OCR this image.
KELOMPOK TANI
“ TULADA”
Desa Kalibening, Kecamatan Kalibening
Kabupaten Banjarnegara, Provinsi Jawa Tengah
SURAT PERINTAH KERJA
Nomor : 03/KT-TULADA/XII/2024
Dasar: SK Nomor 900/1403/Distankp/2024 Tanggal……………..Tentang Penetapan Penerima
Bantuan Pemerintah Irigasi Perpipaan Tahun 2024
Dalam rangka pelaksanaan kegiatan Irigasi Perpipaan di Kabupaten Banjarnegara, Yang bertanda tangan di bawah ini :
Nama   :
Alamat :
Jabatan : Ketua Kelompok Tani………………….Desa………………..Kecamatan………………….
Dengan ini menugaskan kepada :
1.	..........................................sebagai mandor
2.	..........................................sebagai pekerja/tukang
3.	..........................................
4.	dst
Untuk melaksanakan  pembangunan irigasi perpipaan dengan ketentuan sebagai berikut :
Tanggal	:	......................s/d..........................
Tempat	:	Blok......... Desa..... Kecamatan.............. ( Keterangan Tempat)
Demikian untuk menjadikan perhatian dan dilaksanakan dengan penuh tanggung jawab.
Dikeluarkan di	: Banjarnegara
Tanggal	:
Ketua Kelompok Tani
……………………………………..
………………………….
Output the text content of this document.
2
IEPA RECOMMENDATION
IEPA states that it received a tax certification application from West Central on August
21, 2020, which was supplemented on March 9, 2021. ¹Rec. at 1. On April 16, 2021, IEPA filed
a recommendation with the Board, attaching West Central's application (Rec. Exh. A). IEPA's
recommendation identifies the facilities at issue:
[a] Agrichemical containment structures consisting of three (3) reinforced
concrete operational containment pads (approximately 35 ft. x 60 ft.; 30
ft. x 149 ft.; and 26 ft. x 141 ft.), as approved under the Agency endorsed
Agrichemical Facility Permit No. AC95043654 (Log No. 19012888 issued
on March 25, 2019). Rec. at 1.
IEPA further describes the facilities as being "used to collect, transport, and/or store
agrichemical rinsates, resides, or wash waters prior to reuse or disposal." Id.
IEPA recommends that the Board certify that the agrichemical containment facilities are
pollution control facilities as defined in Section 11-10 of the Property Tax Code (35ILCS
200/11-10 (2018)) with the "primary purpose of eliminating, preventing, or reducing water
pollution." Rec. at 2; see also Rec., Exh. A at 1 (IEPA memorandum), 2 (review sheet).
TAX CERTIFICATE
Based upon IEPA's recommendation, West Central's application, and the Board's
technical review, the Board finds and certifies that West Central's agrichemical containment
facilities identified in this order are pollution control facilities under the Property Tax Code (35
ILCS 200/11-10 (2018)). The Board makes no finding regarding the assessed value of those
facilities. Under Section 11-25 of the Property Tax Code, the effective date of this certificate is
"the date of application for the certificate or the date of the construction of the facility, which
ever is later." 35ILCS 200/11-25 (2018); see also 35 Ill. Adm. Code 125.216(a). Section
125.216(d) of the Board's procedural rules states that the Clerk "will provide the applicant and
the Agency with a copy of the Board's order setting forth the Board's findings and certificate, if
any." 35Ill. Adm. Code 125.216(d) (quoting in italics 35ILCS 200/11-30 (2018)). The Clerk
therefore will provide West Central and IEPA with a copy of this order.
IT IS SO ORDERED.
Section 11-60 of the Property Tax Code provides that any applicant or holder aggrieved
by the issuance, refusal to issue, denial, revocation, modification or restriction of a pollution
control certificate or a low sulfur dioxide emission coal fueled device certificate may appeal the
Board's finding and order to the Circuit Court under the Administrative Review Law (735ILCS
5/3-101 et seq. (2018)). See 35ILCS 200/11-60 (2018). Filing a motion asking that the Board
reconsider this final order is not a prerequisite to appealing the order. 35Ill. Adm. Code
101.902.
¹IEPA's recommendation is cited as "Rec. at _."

WHAT THE TASK ASKS »
Produce an exact copy of every entry above.

TASK OUTPUT »
OCR this image.
KELOMPOK TANI
“ TULADA”
Desa Kalibening, Kecamatan Kalibening
Kabupaten Banjarnegara, Provinsi Jawa Tengah
SURAT PERINTAH KERJA
Nomor : 03/KT-TULADA/XII/2024
Dasar: SK Nomor 900/1403/Distankp/2024 Tanggal……………..Tentang Penetapan Penerima
Bantuan Pemerintah Irigasi Perpipaan Tahun 2024
Dalam rangka pelaksanaan kegiatan Irigasi Perpipaan di Kabupaten Banjarnegara, Yang bertanda tangan di bawah ini :
Nama   :
Alamat :
Jabatan : Ketua Kelompok Tani………………….Desa………………..Kecamatan………………….
Dengan ini menugaskan kepada :
1.	..........................................sebagai mandor
2.	..........................................sebagai pekerja/tukang
3.	..........................................
4.	dst
Untuk melaksanakan  pembangunan irigasi perpipaan dengan ketentuan sebagai berikut :
Tanggal	:	......................s/d..........................
Tempat	:	Blok......... Desa..... Kecamatan.............. ( Keterangan Tempat)
Demikian untuk menjadikan perhatian dan dilaksanakan dengan penuh tanggung jawab.
Dikeluarkan di	: Banjarnegara
Tanggal	:
Ketua Kelompok Tani
……………………………………..
………………………….
Output the text content of this document.
2
IEPA RECOMMENDATION
IEPA states that it received a tax certification application from West Central on August
21, 2020, which was supplemented on March 9, 2021. ¹Rec. at 1. On April 16, 2021, IEPA filed
a recommendation with the Board, attaching West Central's application (Rec. Exh. A). IEPA's
recommendation identifies the facilities at issue:
[a] Agrichemical containment structures consisting of three (3) reinforced
concrete operational containment pads (approximately 35 ft. x 60 ft.; 30
ft. x 149 ft.; and 26 ft. x 141 ft.), as approved under the Agency endorsed
Agrichemical Facility Permit No. AC95043654 (Log No. 19012888 issued
on March 25, 2019). Rec. at 1.
IEPA further describes the facilities as being "used to collect, transport, and/or store
agrichemical rinsates, resides, or wash waters prior to reuse or disposal." Id.
IEPA recommends that the Board certify that the agrichemical containment facilities are
pollution control facilities as defined in Section 11-10 of the Property Tax Code (35ILCS
200/11-10 (2018)) with the "primary purpose of eliminating, preventing, or reducing water
pollution." Rec. at 2; see also Rec., Exh. A at 1 (IEPA memorandum), 2 (review sheet).
TAX CERTIFICATE
Based upon IEPA's recommendation, West Central's application, and the Board's
technical review, the Board finds and certifies that West Central's agrichemical containment
facilities identified in this order are pollution control facilities under the Property Tax Code (35
ILCS 200/11-10 (2018)). The Board makes no finding regarding the assessed value of those
facilities. Under Section 11-25 of the Property Tax Code, the effective date of this certificate is
"the date of application for the certificate or the date of the construction of the facility, which
ever is later." 35ILCS 200/11-25 (2018); see also 35 Ill. Adm. Code 125.216(a). Section
125.216(d) of the Board's procedural rules states that the Clerk "will provide the applicant and
the Agency with a copy of the Board's order setting forth the Board's findings and certificate, if
any." 35Ill. Adm. Code 125.216(d) (quoting in italics 35ILCS 200/11-30 (2018)). The Clerk
therefore will provide West Central and IEPA with a copy of this order.
IT IS SO ORDERED.
Section 11-60 of the Property Tax Code provides that any applicant or holder aggrieved
by the issuance, refusal to issue, denial, revocation, modification or restriction of a pollution
control certificate or a low sulfur dioxide emission coal fueled device certificate may appeal the
Board's finding and order to the Circuit Court under the Administrative Review Law (735ILCS
5/3-101 et seq. (2018)). See 35ILCS 200/11-60 (2018). Filing a motion asking that the Board
reconsider this final order is not a prerequisite to appealing the order. 35Ill. Adm. Code
101.902.
¹IEPA's recommendation is cited as "Rec. at _."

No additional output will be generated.